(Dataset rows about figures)

## Begin

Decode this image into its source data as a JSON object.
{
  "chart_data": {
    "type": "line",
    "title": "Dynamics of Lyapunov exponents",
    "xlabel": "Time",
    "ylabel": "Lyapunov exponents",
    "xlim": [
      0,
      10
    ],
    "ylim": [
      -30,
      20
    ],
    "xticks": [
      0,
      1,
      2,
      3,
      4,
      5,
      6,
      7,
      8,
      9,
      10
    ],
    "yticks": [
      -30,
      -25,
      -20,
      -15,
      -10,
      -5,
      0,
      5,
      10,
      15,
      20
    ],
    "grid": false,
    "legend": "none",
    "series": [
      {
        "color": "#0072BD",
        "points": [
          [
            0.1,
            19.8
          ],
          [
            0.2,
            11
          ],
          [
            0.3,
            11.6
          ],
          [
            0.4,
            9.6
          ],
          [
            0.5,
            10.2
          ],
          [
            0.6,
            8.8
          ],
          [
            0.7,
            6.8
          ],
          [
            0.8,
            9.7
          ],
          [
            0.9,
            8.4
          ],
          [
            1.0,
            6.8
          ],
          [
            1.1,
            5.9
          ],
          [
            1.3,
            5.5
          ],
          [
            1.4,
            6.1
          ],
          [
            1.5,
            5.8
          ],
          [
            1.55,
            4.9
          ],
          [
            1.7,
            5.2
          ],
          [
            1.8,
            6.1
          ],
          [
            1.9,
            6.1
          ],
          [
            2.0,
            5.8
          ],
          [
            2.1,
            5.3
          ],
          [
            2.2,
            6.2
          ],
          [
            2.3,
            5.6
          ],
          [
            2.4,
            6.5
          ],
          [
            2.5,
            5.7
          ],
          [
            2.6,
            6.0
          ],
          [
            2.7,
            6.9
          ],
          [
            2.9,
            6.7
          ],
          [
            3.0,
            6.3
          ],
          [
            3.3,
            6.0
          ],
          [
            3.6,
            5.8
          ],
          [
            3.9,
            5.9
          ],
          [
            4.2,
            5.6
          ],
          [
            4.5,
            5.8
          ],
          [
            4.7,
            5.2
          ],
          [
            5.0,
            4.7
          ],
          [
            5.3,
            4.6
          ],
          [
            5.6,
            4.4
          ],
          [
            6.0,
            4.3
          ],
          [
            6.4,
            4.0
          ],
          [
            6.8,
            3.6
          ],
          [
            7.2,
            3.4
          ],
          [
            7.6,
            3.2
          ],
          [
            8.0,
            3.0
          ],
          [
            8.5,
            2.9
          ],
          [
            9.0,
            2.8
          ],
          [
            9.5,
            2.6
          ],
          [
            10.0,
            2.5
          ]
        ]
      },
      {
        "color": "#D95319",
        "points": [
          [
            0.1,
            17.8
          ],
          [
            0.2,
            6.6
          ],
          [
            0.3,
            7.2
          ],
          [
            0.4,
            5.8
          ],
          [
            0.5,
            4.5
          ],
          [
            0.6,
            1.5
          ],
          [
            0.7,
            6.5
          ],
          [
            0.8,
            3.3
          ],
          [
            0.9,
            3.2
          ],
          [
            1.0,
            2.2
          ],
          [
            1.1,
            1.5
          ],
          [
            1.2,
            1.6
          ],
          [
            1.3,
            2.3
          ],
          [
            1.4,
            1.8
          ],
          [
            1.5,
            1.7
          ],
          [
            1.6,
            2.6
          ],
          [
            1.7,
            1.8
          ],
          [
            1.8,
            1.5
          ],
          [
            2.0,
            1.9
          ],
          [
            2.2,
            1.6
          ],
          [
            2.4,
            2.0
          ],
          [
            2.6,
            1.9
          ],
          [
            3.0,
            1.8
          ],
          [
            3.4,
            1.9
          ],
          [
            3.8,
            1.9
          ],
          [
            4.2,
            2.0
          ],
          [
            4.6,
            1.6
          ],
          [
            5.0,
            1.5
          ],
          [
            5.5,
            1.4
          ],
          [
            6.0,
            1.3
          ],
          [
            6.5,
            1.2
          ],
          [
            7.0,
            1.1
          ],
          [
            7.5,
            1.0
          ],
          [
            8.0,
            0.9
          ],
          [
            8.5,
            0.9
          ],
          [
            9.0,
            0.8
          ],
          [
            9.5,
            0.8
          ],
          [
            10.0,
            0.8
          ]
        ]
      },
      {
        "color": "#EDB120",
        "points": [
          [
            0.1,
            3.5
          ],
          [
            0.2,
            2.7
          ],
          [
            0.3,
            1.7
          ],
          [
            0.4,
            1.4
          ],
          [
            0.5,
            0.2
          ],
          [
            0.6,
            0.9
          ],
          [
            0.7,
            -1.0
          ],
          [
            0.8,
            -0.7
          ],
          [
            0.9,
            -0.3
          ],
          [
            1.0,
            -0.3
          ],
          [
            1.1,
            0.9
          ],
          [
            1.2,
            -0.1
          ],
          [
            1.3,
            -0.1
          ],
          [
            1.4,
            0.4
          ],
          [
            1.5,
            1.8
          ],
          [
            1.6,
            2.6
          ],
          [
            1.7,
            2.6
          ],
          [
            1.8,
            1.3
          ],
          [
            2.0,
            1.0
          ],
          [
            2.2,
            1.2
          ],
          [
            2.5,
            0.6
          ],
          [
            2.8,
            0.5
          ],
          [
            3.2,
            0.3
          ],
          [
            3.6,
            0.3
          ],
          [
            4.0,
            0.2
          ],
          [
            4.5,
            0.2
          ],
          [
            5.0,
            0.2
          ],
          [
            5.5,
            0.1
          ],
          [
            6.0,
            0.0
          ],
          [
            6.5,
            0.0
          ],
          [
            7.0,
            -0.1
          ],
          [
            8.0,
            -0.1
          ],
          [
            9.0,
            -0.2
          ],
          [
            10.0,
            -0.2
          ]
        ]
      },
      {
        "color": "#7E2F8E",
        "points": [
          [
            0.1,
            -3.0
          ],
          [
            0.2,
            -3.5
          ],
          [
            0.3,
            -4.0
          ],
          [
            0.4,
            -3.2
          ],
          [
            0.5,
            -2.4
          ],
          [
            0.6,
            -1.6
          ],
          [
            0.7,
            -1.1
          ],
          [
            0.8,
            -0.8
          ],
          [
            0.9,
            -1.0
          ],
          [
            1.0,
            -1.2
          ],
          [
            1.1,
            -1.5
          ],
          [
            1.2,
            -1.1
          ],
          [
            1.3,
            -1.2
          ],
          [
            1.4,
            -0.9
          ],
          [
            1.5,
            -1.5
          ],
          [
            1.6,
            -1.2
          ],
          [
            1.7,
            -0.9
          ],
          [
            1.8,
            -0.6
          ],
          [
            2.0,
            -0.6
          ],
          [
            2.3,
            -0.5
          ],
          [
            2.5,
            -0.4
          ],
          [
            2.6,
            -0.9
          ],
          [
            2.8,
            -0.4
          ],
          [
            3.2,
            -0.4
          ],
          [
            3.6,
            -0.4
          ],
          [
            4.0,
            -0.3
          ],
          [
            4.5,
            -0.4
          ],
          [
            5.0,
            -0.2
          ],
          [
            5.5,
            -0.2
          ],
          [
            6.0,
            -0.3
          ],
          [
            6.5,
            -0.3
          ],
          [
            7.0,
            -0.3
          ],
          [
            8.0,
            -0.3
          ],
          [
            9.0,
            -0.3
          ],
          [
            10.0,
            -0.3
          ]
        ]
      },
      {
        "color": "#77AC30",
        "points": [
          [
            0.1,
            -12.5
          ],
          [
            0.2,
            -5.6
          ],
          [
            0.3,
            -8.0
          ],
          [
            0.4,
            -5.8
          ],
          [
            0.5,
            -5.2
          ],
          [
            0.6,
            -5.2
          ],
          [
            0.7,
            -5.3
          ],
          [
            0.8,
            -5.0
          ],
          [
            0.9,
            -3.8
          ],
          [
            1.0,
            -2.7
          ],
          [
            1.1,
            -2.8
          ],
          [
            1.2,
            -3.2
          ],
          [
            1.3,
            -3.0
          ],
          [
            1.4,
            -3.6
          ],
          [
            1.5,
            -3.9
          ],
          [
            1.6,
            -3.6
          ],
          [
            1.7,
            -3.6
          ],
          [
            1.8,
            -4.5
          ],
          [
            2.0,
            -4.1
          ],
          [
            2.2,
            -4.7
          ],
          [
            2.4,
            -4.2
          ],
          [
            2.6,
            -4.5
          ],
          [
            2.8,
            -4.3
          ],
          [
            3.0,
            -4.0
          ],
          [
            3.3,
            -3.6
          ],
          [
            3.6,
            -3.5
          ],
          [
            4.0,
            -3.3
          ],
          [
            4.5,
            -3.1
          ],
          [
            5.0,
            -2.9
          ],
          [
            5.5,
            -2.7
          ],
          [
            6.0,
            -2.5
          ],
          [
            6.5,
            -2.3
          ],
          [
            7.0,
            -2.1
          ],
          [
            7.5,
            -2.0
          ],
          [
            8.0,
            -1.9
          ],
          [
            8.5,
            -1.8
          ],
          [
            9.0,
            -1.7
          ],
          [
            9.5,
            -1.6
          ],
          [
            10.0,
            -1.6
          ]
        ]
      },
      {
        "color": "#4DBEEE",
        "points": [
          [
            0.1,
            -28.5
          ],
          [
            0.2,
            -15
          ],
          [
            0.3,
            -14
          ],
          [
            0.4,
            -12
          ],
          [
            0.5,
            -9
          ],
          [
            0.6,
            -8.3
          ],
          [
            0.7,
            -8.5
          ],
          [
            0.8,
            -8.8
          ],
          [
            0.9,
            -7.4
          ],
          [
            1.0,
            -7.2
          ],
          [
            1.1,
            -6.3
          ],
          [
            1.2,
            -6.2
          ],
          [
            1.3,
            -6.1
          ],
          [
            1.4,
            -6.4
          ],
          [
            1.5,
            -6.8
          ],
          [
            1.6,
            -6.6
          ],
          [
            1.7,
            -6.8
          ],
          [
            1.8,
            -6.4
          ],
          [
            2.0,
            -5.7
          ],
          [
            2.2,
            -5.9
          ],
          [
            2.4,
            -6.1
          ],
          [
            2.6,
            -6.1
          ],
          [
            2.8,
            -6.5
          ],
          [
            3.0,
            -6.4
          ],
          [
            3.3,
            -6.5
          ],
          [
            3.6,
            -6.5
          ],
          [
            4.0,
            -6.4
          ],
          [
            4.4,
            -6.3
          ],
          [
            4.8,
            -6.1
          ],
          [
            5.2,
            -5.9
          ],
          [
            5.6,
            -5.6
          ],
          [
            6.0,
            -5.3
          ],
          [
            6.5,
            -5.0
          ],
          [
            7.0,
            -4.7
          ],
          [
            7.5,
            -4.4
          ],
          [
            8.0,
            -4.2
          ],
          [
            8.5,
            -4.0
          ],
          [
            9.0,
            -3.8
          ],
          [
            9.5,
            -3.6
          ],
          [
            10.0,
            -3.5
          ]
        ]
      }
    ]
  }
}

## End

Count the lines of the material that include the word "exponents", then state only the total.

**EXPECTED ANSWER:** 2